(Figure contents as structured data)
= = =

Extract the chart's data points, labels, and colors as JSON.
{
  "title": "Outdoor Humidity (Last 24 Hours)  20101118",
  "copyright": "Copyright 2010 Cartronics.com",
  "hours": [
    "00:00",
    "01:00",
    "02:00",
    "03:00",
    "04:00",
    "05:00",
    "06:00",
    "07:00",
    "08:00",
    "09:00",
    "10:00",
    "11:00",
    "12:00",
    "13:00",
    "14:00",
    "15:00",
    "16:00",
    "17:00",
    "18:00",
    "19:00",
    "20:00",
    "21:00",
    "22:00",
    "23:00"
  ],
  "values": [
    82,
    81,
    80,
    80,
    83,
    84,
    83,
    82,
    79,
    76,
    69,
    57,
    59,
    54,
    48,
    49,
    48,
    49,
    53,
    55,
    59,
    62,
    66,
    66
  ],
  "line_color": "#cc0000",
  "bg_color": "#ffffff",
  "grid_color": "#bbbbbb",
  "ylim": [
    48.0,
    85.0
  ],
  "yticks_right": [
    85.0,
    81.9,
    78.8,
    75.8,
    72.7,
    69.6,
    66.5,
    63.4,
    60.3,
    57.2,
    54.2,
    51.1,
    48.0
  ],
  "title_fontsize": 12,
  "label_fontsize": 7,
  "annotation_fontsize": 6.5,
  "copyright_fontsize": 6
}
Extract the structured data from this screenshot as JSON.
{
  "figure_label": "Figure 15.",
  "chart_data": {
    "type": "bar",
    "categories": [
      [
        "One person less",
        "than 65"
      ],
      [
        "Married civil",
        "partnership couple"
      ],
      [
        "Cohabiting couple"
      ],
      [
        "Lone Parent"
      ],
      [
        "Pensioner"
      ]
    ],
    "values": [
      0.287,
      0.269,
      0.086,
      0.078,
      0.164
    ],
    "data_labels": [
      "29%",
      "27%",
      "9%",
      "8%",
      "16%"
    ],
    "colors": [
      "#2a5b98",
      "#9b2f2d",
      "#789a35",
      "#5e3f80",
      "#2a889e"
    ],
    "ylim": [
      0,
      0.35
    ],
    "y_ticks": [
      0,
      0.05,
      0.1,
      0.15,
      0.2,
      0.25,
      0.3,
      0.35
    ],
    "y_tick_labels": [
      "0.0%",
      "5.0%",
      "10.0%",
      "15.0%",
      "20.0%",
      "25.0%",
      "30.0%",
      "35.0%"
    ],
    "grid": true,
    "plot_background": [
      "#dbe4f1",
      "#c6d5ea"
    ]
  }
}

= = =

**DIRECTION**:
Transcribe the whole listing with nothing added or left out.

**THE ANSWER**:
Extract the chart's data points, labels, and colors as JSON.
{
  "title": "Outdoor Humidity (Last 24 Hours)  20101118",
  "copyright": "Copyright 2010 Cartronics.com",
  "hours": [
    "00:00",
    "01:00",
    "02:00",
    "03:00",
    "04:00",
    "05:00",
    "06:00",
    "07:00",
    "08:00",
    "09:00",
    "10:00",
    "11:00",
    "12:00",
    "13:00",
    "14:00",
    "15:00",
    "16:00",
    "17:00",
    "18:00",
    "19:00",
    "20:00",
    "21:00",
    "22:00",
    "23:00"
  ],
  "values": [
    82,
    81,
    80,
    80,
    83,
    84,
    83,
    82,
    79,
    76,
    69,
    57,
    59,
    54,
    48,
    49,
    48,
    49,
    53,
    55,
    59,
    62,
    66,
    66
  ],
  "line_color": "#cc0000",
  "bg_color": "#ffffff",
  "grid_color": "#bbbbbb",
  "ylim": [
    48.0,
    85.0
  ],
  "yticks_right": [
    85.0,
    81.9,
    78.8,
    75.8,
    72.7,
    69.6,
    66.5,
    63.4,
    60.3,
    57.2,
    54.2,
    51.1,
    48.0
  ],
  "title_fontsize": 12,
  "label_fontsize": 7,
  "annotation_fontsize": 6.5,
  "copyright_fontsize": 6
}
Extract the structured data from this screenshot as JSON.
{
  "figure_label": "Figure 15.",
  "chart_data": {
    "type": "bar",
    "categories": [
      [
        "One person less",
        "than 65"
      ],
      [
        "Married civil",
        "partnership couple"
      ],
      [
        "Cohabiting couple"
      ],
      [
        "Lone Parent"
      ],
      [
        "Pensioner"
      ]
    ],
    "values": [
      0.287,
      0.269,
      0.086,
      0.078,
      0.164
    ],
    "data_labels": [
      "29%",
      "27%",
      "9%",
      "8%",
      "16%"
    ],
    "colors": [
      "#2a5b98",
      "#9b2f2d",
      "#789a35",
      "#5e3f80",
      "#2a889e"
    ],
    "ylim": [
      0,
      0.35
    ],
    "y_ticks": [
      0,
      0.05,
      0.1,
      0.15,
      0.2,
      0.25,
      0.3,
      0.35
    ],
    "y_tick_labels": [
      "0.0%",
      "5.0%",
      "10.0%",
      "15.0%",
      "20.0%",
      "25.0%",
      "30.0%",
      "35.0%"
    ],
    "grid": true,
    "plot_background": [
      "#dbe4f1",
      "#c6d5ea"
    ]
  }
}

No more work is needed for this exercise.